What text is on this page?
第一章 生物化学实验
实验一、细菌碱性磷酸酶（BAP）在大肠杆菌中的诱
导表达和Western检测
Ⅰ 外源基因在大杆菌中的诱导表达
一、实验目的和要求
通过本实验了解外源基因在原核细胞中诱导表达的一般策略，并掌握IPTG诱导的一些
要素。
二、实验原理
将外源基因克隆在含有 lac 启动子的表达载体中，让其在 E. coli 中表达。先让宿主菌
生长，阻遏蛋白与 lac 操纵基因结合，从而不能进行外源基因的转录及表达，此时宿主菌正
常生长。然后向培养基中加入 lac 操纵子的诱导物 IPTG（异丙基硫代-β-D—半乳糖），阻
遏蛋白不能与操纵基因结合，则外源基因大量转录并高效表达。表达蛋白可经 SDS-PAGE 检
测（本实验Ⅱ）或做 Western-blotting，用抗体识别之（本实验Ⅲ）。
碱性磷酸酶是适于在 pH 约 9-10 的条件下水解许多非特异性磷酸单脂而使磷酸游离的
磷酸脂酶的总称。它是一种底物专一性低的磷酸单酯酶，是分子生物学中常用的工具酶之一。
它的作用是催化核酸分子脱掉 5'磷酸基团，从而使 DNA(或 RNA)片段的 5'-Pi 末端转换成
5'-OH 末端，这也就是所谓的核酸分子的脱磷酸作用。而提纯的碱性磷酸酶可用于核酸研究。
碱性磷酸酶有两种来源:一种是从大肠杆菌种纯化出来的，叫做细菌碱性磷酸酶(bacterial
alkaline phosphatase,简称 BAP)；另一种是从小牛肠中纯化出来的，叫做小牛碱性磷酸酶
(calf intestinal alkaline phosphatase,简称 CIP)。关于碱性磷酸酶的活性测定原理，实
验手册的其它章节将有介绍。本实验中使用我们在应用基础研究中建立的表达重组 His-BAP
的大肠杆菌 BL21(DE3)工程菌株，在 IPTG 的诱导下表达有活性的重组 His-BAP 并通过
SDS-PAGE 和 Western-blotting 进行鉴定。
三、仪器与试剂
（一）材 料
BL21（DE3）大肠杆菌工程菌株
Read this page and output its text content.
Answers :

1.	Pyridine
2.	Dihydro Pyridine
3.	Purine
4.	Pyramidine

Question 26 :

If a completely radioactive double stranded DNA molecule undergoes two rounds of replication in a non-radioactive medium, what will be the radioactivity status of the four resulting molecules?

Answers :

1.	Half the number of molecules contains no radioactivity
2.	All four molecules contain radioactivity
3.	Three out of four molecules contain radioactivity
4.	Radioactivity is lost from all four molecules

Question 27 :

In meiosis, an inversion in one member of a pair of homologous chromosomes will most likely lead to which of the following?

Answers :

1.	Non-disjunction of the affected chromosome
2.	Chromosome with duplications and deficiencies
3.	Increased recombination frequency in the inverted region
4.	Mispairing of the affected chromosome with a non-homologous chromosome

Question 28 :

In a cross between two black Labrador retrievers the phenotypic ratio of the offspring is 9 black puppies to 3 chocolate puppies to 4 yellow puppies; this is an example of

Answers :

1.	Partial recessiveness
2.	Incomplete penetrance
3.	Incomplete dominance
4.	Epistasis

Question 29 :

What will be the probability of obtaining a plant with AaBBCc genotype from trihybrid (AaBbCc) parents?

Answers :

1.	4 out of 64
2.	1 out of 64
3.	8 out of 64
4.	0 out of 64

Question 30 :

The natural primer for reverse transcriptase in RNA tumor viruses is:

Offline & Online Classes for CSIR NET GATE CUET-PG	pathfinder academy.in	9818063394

· · · ·

If a line in the material above contains the word "Incomplete", it counts; give only the number of such lines.

### Result below
2